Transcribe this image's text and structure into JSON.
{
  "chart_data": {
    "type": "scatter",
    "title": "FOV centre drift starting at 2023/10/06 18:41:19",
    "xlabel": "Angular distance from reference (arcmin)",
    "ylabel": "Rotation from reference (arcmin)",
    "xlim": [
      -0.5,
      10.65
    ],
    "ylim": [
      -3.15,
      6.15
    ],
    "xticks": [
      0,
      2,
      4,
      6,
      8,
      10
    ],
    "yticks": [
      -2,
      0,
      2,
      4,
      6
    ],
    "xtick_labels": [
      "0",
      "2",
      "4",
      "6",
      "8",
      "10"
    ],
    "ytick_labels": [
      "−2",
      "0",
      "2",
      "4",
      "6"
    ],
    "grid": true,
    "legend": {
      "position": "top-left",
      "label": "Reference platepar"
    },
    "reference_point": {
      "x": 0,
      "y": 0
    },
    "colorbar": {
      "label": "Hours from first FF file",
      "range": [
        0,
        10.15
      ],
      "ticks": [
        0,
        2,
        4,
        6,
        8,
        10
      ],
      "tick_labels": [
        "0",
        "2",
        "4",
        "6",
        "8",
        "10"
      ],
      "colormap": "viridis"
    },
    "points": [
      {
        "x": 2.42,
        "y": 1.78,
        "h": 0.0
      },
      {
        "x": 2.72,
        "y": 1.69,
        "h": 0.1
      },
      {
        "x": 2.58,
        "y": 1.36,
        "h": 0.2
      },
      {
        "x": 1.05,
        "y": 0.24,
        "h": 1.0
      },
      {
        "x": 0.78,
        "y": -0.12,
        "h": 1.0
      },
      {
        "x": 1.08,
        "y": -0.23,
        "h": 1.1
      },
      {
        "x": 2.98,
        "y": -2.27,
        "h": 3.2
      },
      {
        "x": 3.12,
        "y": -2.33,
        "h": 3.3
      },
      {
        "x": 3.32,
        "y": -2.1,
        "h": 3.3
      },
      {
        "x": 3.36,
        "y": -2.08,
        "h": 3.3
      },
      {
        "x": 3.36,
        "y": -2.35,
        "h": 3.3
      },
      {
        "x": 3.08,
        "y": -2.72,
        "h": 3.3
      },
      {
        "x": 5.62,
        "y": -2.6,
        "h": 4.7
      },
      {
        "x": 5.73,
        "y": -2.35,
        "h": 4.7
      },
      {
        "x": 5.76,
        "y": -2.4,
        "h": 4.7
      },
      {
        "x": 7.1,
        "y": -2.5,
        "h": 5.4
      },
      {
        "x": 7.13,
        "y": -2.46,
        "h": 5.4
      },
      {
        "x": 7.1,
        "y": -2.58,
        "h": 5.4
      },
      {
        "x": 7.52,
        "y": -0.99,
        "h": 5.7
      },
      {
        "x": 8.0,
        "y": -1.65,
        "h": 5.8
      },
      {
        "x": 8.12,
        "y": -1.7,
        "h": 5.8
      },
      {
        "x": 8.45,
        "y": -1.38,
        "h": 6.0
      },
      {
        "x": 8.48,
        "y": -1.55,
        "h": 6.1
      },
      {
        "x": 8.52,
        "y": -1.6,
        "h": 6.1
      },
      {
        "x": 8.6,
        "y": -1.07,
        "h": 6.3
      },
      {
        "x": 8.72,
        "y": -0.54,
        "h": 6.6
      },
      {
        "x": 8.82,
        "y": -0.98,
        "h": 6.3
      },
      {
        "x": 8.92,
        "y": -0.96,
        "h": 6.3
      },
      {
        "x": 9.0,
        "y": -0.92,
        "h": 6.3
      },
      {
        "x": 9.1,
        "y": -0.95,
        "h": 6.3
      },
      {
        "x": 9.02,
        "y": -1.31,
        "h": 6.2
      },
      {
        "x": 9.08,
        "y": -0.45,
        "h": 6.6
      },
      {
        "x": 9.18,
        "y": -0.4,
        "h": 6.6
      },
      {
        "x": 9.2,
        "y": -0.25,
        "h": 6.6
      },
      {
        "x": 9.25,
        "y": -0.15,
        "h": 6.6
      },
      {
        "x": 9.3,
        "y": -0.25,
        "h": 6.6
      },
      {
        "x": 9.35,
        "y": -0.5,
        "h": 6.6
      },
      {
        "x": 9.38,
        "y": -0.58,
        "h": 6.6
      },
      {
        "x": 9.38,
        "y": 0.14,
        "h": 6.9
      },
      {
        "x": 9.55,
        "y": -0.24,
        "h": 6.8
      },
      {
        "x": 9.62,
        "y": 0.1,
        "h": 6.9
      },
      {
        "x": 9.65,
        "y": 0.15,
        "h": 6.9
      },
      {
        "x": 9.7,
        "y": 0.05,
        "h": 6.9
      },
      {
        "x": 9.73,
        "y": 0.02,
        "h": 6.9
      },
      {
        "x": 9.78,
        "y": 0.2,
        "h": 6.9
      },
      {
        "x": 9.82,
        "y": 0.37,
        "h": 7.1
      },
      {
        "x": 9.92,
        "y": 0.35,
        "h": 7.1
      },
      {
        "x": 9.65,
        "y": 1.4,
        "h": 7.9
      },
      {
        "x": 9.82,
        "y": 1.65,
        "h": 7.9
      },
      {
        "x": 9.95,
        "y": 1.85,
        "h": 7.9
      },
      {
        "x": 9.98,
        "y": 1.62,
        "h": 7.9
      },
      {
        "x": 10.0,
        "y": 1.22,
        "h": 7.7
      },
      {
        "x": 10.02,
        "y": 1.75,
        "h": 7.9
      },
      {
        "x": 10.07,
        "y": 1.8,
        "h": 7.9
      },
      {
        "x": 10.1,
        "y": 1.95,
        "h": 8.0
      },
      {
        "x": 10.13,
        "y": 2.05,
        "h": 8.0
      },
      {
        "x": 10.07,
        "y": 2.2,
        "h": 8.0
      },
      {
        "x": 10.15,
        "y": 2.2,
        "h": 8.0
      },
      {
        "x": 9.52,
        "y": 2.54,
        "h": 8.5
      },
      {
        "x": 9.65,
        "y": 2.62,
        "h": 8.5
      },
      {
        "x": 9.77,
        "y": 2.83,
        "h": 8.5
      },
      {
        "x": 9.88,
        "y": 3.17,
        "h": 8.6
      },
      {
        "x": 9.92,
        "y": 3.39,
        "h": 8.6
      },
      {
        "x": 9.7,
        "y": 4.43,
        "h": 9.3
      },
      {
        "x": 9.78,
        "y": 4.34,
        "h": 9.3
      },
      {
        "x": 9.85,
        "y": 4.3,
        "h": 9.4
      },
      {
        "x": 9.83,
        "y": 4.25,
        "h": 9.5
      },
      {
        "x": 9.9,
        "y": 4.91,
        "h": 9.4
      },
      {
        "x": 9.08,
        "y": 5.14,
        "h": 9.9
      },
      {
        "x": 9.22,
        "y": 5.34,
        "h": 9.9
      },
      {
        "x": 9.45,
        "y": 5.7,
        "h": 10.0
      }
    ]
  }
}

OBJECTIVE:
Which lines hold the word "from"? Show each one.

WRITTEN REPLY:
    "xlabel": "Angular distance from reference (arcmin)",
    "ylabel": "Rotation from reference (arcmin)",
      "label": "Hours from first FF file",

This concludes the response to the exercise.